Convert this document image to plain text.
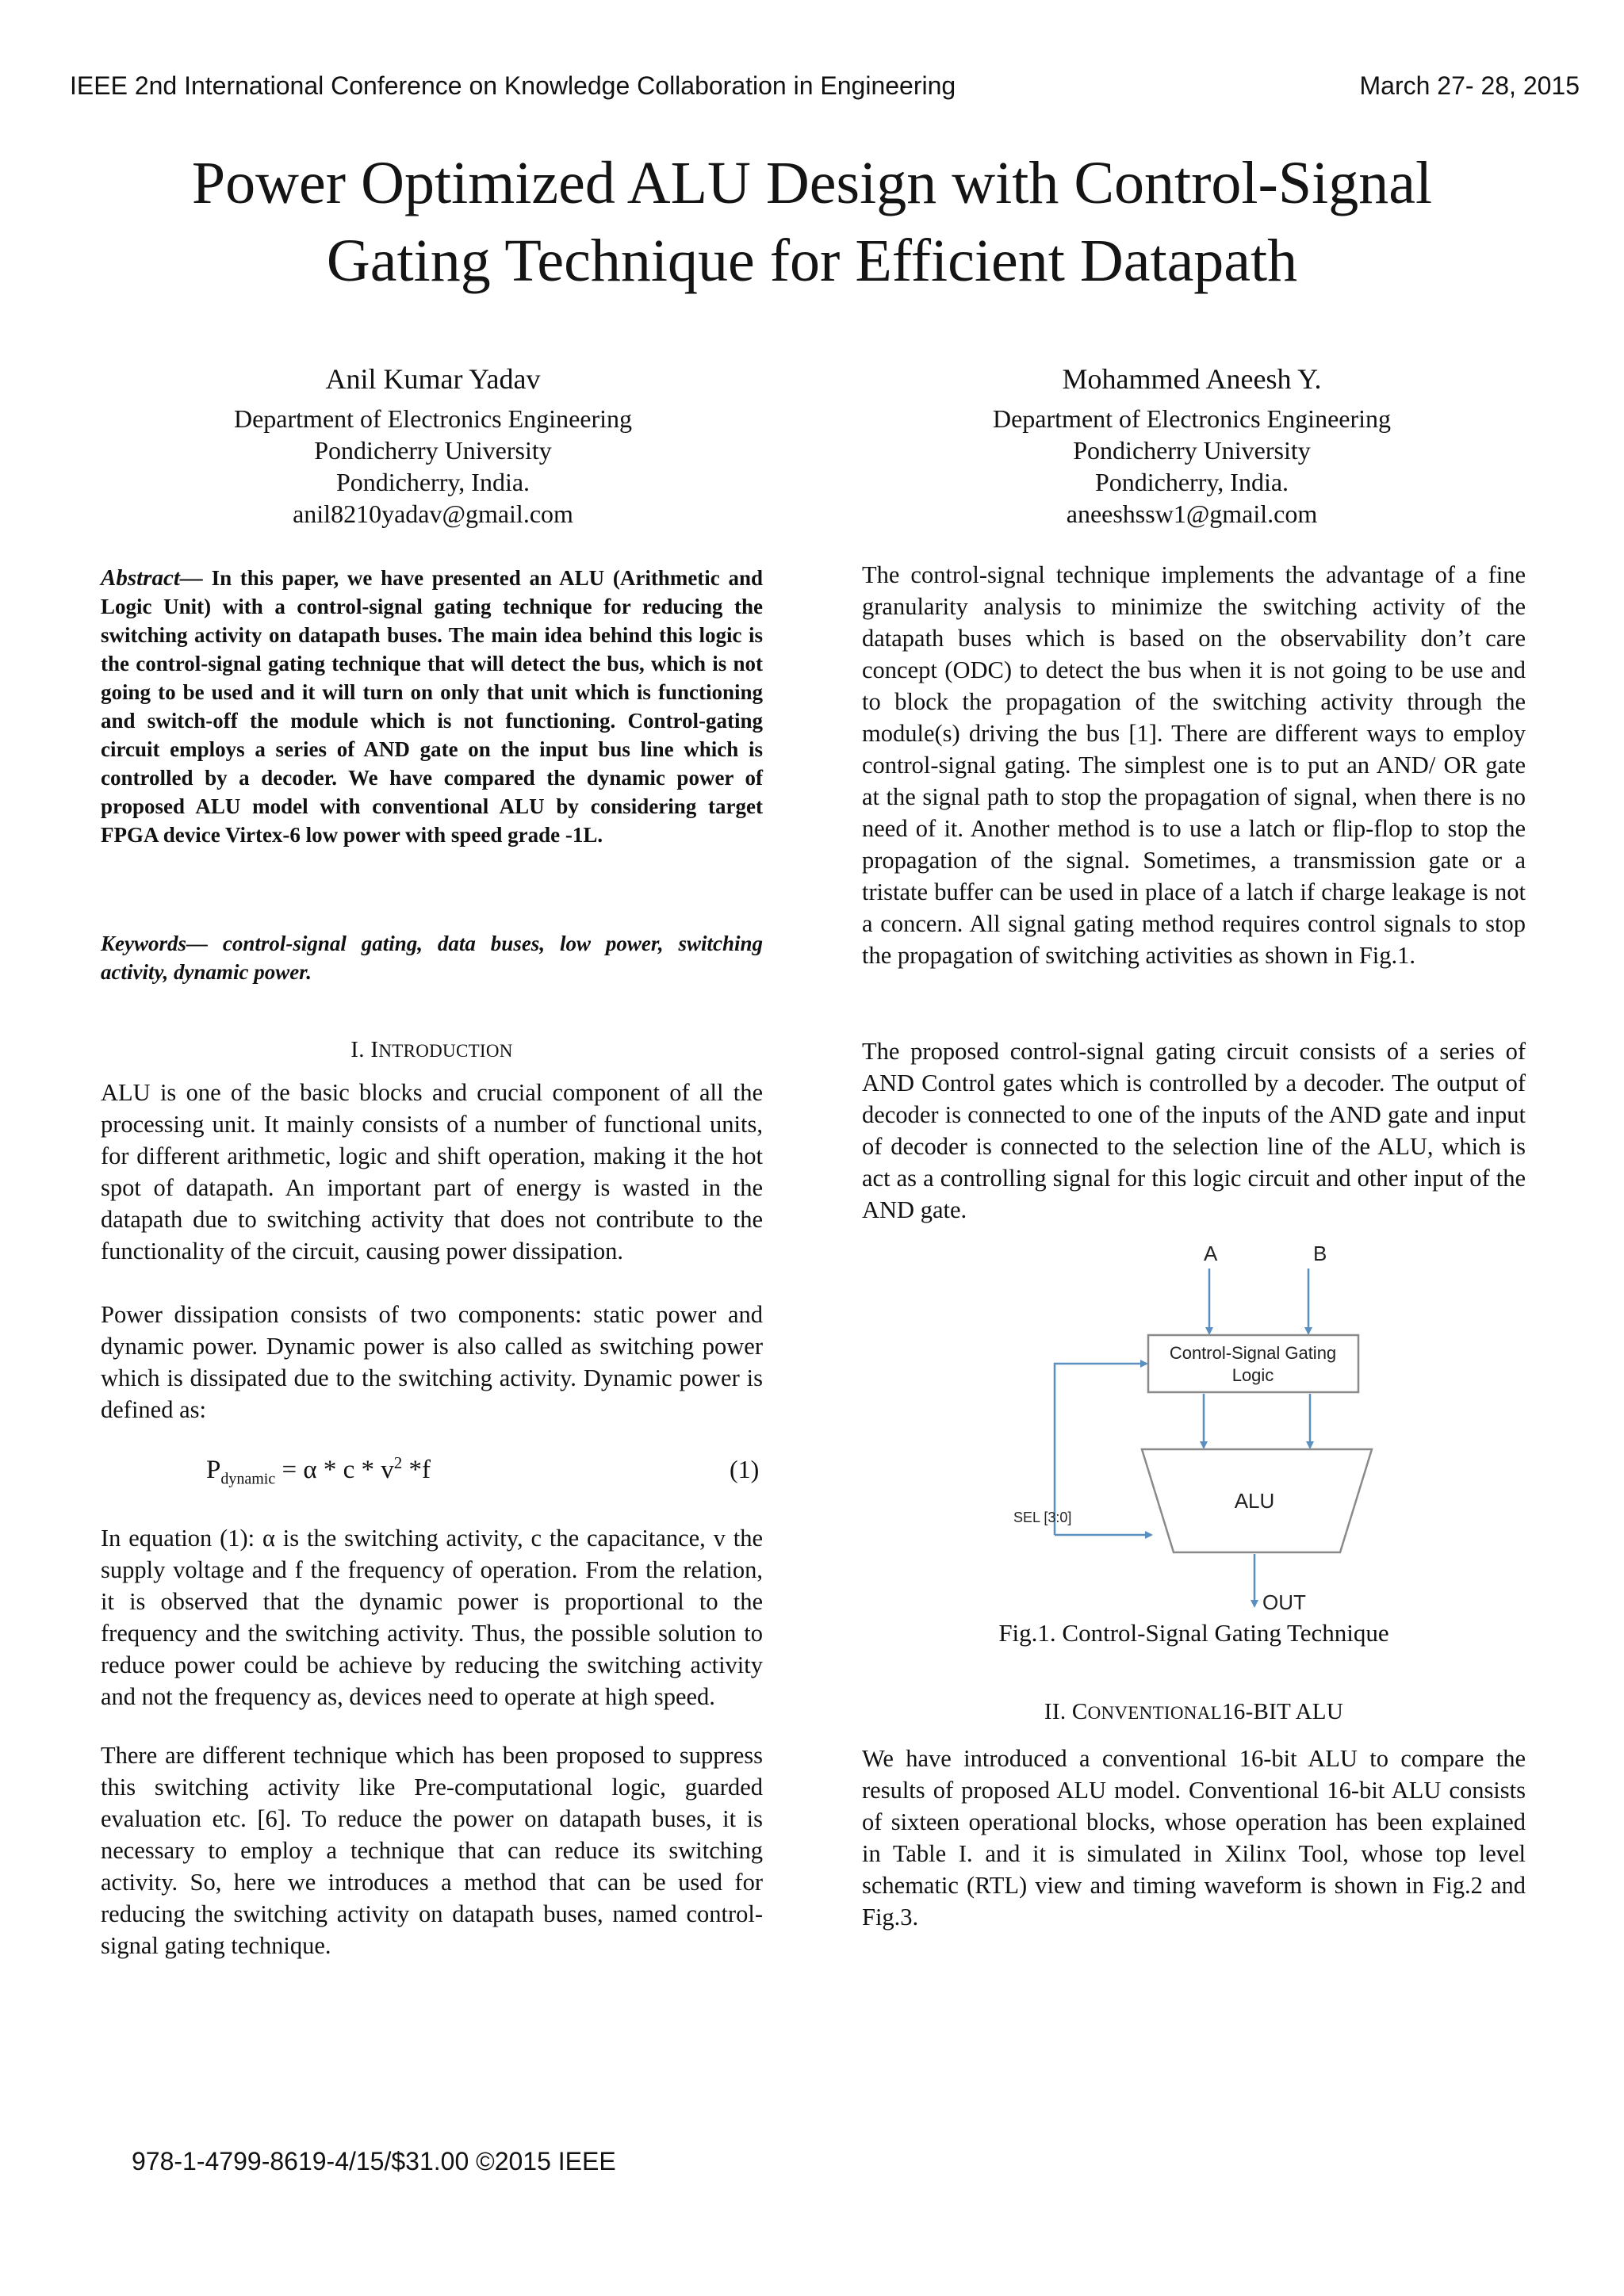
IEEE 2nd International Conference on Knowledge Collaboration in Engineering	March 27- 28, 2015
Power Optimized ALU Design with Control-Signal
Gating Technique for Efficient Datapath
Anil Kumar Yadav
Department of Electronics Engineering
Pondicherry University
Pondicherry, India.
anil8210yadav@gmail.com
Mohammed Aneesh Y.
Department of Electronics Engineering
Pondicherry University
Pondicherry, India.
aneeshssw1@gmail.com

Abstract— In this paper, we have presented an ALU (Arithmetic and Logic Unit) with a control-signal gating technique for reducing the switching activity on datapath buses. The main idea behind this logic is the control-signal gating technique that will detect the bus, which is not going to be used and it will turn on only that unit which is functioning and switch-off the module which is not functioning. Control-gating circuit employs a series of AND gate on the input bus line which is controlled by a decoder. We have compared the dynamic power of proposed ALU model with conventional ALU by considering target FPGA device Virtex-6 low power with speed grade -1L.

Keywords— control-signal gating, data buses, low power, switching activity, dynamic power.

I. INTRODUCTION

ALU is one of the basic blocks and crucial component of all the processing unit. It mainly consists of a number of functional units, for different arithmetic, logic and shift operation, making it the hot spot of datapath. An important part of energy is wasted in the datapath due to switching activity that does not contribute to the functionality of the circuit, causing power dissipation.

Power dissipation consists of two components: static power and dynamic power. Dynamic power is also called as switching power which is dissipated due to the switching activity. Dynamic power is defined as:

$P_{dynamic} = \alpha * c * v^2$ *f	(1)

In equation (1): α is the switching activity, c the capacitance, v the supply voltage and f the frequency of operation. From the relation, it is observed that the dynamic power is proportional to the frequency and the switching activity. Thus, the possible solution to reduce power could be achieve by reducing the switching activity and not the frequency as, devices need to operate at high speed.

There are different technique which has been proposed to suppress this switching activity like Pre-computational logic, guarded evaluation etc. [6]. To reduce the power on datapath buses, it is necessary to employ a technique that can reduce its switching activity. So, here we introduces a method that can be used for reducing the switching activity on datapath buses, named control-signal gating technique.

The control-signal technique implements the advantage of a fine granularity analysis to minimize the switching activity of the datapath buses which is based on the observability don’t care concept (ODC) to detect the bus when it is not going to be use and to block the propagation of the switching activity through the module(s) driving the bus [1]. There are different ways to employ control-signal gating. The simplest one is to put an AND/ OR gate at the signal path to stop the propagation of signal, when there is no need of it. Another method is to use a latch or flip-flop to stop the propagation of the signal. Sometimes, a transmission gate or a tristate buffer can be used in place of a latch if charge leakage is not a concern. All signal gating method requires control signals to stop the propagation of switching activities as shown in Fig.1.

The proposed control-signal gating circuit consists of a series of AND Control gates which is controlled by a decoder. The output of decoder is connected to one of the inputs of the AND gate and input of decoder is connected to the selection line of the ALU, which is act as a controlling signal for this logic circuit and other input of the AND gate.

A	B
Control-Signal Gating
Logic
SEL [3:0]
ALU
OUT
Fig.1. Control-Signal Gating Technique
II. CONVENTIONAL16-BIT ALU

We have introduced a conventional 16-bit ALU to compare the results of proposed ALU model. Conventional 16-bit ALU consists of sixteen operational blocks, whose operation has been explained in Table I. and it is simulated in Xilinx Tool, whose top level schematic (RTL) view and timing waveform is shown in Fig.2 and Fig.3.

978-1-4799-8619-4/15/$31.00 ©2015 IEEE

▶ Task
Repeat the material above in full and exactly, apart from the pictures.

▶ Result for this exercise
Convert this document image to plain text.
IEEE 2nd International Conference on Knowledge Collaboration in Engineering	March 27- 28, 2015
Power Optimized ALU Design with Control-Signal
Gating Technique for Efficient Datapath
Anil Kumar Yadav
Department of Electronics Engineering
Pondicherry University
Pondicherry, India.
anil8210yadav@gmail.com
Mohammed Aneesh Y.
Department of Electronics Engineering
Pondicherry University
Pondicherry, India.
aneeshssw1@gmail.com

Abstract— In this paper, we have presented an ALU (Arithmetic and Logic Unit) with a control-signal gating technique for reducing the switching activity on datapath buses. The main idea behind this logic is the control-signal gating technique that will detect the bus, which is not going to be used and it will turn on only that unit which is functioning and switch-off the module which is not functioning. Control-gating circuit employs a series of AND gate on the input bus line which is controlled by a decoder. We have compared the dynamic power of proposed ALU model with conventional ALU by considering target FPGA device Virtex-6 low power with speed grade -1L.

Keywords— control-signal gating, data buses, low power, switching activity, dynamic power.

I. INTRODUCTION

ALU is one of the basic blocks and crucial component of all the processing unit. It mainly consists of a number of functional units, for different arithmetic, logic and shift operation, making it the hot spot of datapath. An important part of energy is wasted in the datapath due to switching activity that does not contribute to the functionality of the circuit, causing power dissipation.

Power dissipation consists of two components: static power and dynamic power. Dynamic power is also called as switching power which is dissipated due to the switching activity. Dynamic power is defined as:

$P_{dynamic} = \alpha * c * v^2$ *f	(1)

In equation (1): α is the switching activity, c the capacitance, v the supply voltage and f the frequency of operation. From the relation, it is observed that the dynamic power is proportional to the frequency and the switching activity. Thus, the possible solution to reduce power could be achieve by reducing the switching activity and not the frequency as, devices need to operate at high speed.

There are different technique which has been proposed to suppress this switching activity like Pre-computational logic, guarded evaluation etc. [6]. To reduce the power on datapath buses, it is necessary to employ a technique that can reduce its switching activity. So, here we introduces a method that can be used for reducing the switching activity on datapath buses, named control-signal gating technique.

The control-signal technique implements the advantage of a fine granularity analysis to minimize the switching activity of the datapath buses which is based on the observability don’t care concept (ODC) to detect the bus when it is not going to be use and to block the propagation of the switching activity through the module(s) driving the bus [1]. There are different ways to employ control-signal gating. The simplest one is to put an AND/ OR gate at the signal path to stop the propagation of signal, when there is no need of it. Another method is to use a latch or flip-flop to stop the propagation of the signal. Sometimes, a transmission gate or a tristate buffer can be used in place of a latch if charge leakage is not a concern. All signal gating method requires control signals to stop the propagation of switching activities as shown in Fig.1.

The proposed control-signal gating circuit consists of a series of AND Control gates which is controlled by a decoder. The output of decoder is connected to one of the inputs of the AND gate and input of decoder is connected to the selection line of the ALU, which is act as a controlling signal for this logic circuit and other input of the AND gate.

A	B
Control-Signal Gating
Logic
SEL [3:0]
ALU
OUT
Fig.1. Control-Signal Gating Technique
II. CONVENTIONAL16-BIT ALU

We have introduced a conventional 16-bit ALU to compare the results of proposed ALU model. Conventional 16-bit ALU consists of sixteen operational blocks, whose operation has been explained in Table I. and it is simulated in Xilinx Tool, whose top level schematic (RTL) view and timing waveform is shown in Fig.2 and Fig.3.

978-1-4799-8619-4/15/$31.00 ©2015 IEEE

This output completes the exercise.